**Given problem:** Write out the full set of records exactly. Any pictures in them do not belong in the copy.

**Data entries:**
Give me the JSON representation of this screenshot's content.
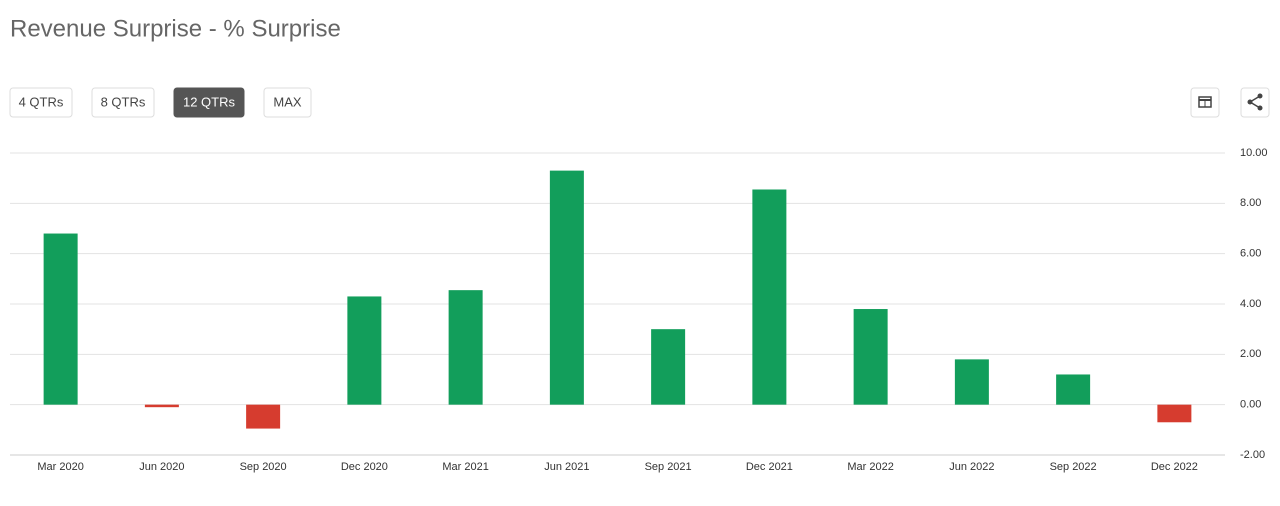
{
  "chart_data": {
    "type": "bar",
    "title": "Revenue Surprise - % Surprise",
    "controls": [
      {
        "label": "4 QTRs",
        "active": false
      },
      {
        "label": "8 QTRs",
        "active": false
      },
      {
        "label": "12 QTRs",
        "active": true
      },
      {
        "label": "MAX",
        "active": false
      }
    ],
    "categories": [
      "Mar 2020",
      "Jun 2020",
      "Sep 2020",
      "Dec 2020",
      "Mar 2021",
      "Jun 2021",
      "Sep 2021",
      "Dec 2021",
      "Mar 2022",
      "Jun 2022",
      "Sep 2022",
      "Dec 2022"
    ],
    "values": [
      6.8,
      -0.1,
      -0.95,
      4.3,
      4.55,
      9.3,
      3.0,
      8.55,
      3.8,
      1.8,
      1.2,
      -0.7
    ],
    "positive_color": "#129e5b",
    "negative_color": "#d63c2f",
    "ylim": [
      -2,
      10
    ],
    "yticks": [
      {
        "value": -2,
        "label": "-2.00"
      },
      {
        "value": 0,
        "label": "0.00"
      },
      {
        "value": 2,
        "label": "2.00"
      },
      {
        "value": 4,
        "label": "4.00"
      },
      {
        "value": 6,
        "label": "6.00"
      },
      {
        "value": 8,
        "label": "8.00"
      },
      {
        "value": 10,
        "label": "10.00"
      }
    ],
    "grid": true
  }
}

**Exercise result:**
Give me the JSON representation of this screenshot's content.
{
  "chart_data": {
    "type": "bar",
    "title": "Revenue Surprise - % Surprise",
    "controls": [
      {
        "label": "4 QTRs",
        "active": false
      },
      {
        "label": "8 QTRs",
        "active": false
      },
      {
        "label": "12 QTRs",
        "active": true
      },
      {
        "label": "MAX",
        "active": false
      }
    ],
    "categories": [
      "Mar 2020",
      "Jun 2020",
      "Sep 2020",
      "Dec 2020",
      "Mar 2021",
      "Jun 2021",
      "Sep 2021",
      "Dec 2021",
      "Mar 2022",
      "Jun 2022",
      "Sep 2022",
      "Dec 2022"
    ],
    "values": [
      6.8,
      -0.1,
      -0.95,
      4.3,
      4.55,
      9.3,
      3.0,
      8.55,
      3.8,
      1.8,
      1.2,
      -0.7
    ],
    "positive_color": "#129e5b",
    "negative_color": "#d63c2f",
    "ylim": [
      -2,
      10
    ],
    "yticks": [
      {
        "value": -2,
        "label": "-2.00"
      },
      {
        "value": 0,
        "label": "0.00"
      },
      {
        "value": 2,
        "label": "2.00"
      },
      {
        "value": 4,
        "label": "4.00"
      },
      {
        "value": 6,
        "label": "6.00"
      },
      {
        "value": 8,
        "label": "8.00"
      },
      {
        "value": 10,
        "label": "10.00"
      }
    ],
    "grid": true
  }
}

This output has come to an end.